DOCUMENT SEGMENT:
The Dunham School is an independent, inter-denominational, Christian, college-preparatory, coeducational day school in unincorporated East Baton Rouge Parish, Louisiana. Located in the Oak Hills Place census-designated place, and founded in 1981, it serves students from pre-kindergarten through grade twelve. The school is accredited by the Southern Association of Colleges and Schools, and the Louisiana Department of Education and is a member of the National Association of Independent Schools. The school also won a 2005 Blue Ribbon Award and has been recognized as a seven-time Apple Distinguished School for its one-to-one laptop program, which was started in 2009.

It is in the proposed City of St. George.

Campus 

The campus is located on 23 acres (93,000 m2) in the Wimbledon subdivision off Perkins Road in South Baton Rouge. The school has a total of 89 classrooms. The Lower School Complex consists of 30 classroom spaces, a library, a music studio and an art studio. The Brown-Holt Chapel Arts Center is the central hub for artistic expression at the school. The school's weekly chapel services take place here as well as the yearly fine art performances. Brown-Holt contains the Dunham Family chapel auditorium, two art studios, a black box theatre, as well as the band and choir studio spaces. The campus also includes a 12,000 square foot athletic center, weight and training rooms, baseball and softball fields, Lower and Middle School gymnasium, Upper School gymnasium, golf practice facility with putting green, football and soccer complex, and an indoor baseball practice facility. The McKay Academic Center (MAC) focuses on specialized learning for students that learn differently. The MAC hosts eleven classrooms itself.

TASKS TO PERFORM:
A - From the passage on the Dunham School, return the wording that starts with "The Dunham School" and goes on through "started in 2009.", copied without any change.
B - Decide whether each statement below agrees with the passage on the Dunham School. Answer yes or no for each, and quote the words of the passage that settle it.
(i) The school was founded in 1981.
(ii) The campus covers 30 acres.
(iii) The McKay Academic Center has twelve classrooms of its own.
C - Extend the passage on the Dunham School by continuing it from its final sentence.

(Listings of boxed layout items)
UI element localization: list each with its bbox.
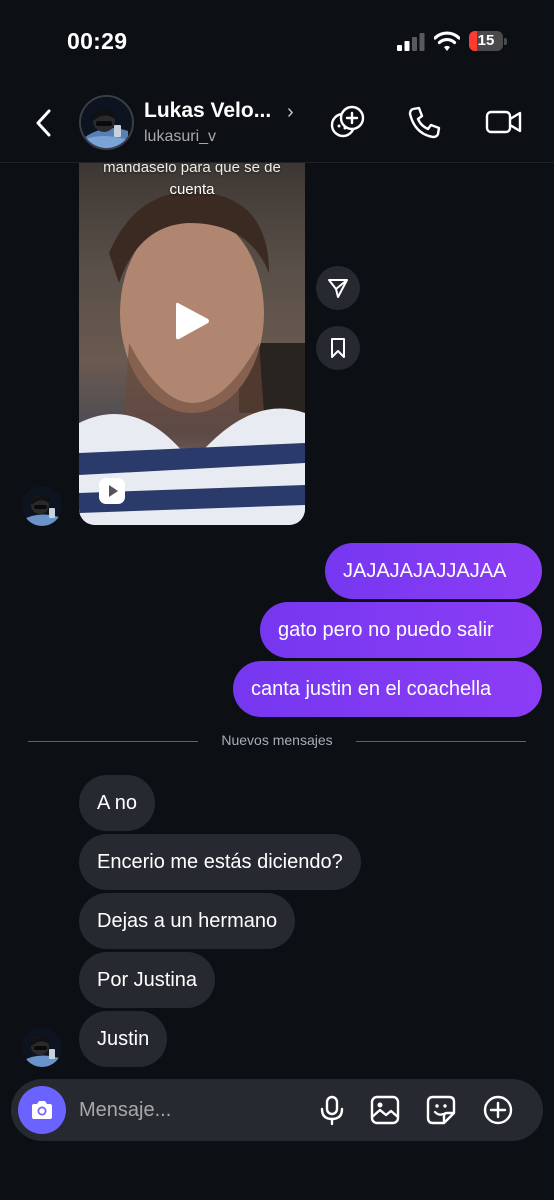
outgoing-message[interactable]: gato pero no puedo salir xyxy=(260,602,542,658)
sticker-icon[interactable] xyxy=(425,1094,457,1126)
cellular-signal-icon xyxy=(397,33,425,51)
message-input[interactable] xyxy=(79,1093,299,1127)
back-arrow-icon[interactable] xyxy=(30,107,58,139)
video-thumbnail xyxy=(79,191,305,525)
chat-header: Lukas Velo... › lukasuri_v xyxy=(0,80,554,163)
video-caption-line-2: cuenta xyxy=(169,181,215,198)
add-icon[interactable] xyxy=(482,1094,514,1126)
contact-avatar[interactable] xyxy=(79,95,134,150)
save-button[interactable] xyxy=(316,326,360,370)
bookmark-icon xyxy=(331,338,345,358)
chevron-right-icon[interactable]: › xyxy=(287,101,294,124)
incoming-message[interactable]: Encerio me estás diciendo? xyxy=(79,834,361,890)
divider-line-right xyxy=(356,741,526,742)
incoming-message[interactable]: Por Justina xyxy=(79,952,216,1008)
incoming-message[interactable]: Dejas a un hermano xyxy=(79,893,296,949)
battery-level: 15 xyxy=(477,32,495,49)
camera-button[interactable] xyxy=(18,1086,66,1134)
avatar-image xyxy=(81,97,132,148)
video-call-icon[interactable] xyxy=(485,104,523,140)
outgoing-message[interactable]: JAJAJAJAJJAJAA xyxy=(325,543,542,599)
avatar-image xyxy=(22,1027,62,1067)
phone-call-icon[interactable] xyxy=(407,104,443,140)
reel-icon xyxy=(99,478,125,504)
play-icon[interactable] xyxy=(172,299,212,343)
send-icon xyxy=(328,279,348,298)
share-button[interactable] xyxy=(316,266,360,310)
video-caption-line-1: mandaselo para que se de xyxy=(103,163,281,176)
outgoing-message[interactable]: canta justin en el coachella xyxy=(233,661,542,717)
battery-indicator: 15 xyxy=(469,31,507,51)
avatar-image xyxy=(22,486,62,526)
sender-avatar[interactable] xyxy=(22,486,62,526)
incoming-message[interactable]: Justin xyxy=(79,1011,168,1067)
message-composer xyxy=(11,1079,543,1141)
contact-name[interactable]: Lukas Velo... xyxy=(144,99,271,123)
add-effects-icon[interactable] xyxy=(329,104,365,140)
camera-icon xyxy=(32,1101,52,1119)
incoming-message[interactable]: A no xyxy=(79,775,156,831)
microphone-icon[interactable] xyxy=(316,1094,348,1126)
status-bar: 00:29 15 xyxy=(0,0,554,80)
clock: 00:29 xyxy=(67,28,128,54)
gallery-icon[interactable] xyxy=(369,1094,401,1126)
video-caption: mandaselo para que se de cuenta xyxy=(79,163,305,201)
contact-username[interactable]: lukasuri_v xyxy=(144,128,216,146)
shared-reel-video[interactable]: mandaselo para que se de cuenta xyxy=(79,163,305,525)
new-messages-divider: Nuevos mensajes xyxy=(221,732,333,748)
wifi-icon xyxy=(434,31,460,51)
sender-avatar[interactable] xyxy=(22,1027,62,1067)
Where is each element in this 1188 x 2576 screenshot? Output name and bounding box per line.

ANSWERS PER TASK:
A -
The Dunham School is an independent, inter-denominational, Christian, college-preparatory, coeducational day school in unincorporated East Baton Rouge Parish, Louisiana. Located in the Oak Hills Place census-designated place, and founded in 1981, it serves students from pre-kindergarten through grade twelve. The school is accredited by the Southern Association of Colleges and Schools, and the Louisiana Department of Education and is a member of the National Association of Independent Schools. The school also won a 2005 Blue Ribbon Award and has been recognized as a seven-time Apple Distinguished School for its one-to-one laptop program, which was started in 2009.

B -
(i) Yes: "founded in 1981"
(ii) No: "The campus is located on 23 acres (93,000 m2)"
(iii) No: "The MAC hosts eleven classrooms itself."

C -
For the 2020–2021 school year there are 91 faculty and 37 staff members and 761 enrolled students: 282 in the Upper School, 226 in the Middle School, and 253 in the Lower School.

Athletics
The Dunham School athletics competes in the LHSAA.

Championships
Football championships
(1) State Championship: 2004

Baseball championships
(1) State Championship: 1987

Boys' basketball championships
(3) State Championship: 1998, 2018, 2020

Notable alumni 
Cary Koch, former CFL professional football player for the Saskatchewan Roughriders, Class of 2004.
Collin Ellis, former linebacker for the Northwestern Wildcats, Class of 2010.
Tyler Moore, professional minor league baseball player for the Lincoln Saltdogs, 2014 SEC Tournament MVP as catcher for LSU Tigers, Class of 2011.
Alys Murray, author and screenwriter for Crown Media Holdings, Lifetime (TV network), and Bookouture, Class of 2013.
Chase Day, linebacker for the Louisiana-Monroe Warhawks, Class of 2015.
Derek Stingley Jr., All-American defensive back for the LSU Tigers, Class of 2019.
Jordan Wright, guard for the Vanderbilt Commodores men's basketball team, Class of 2019.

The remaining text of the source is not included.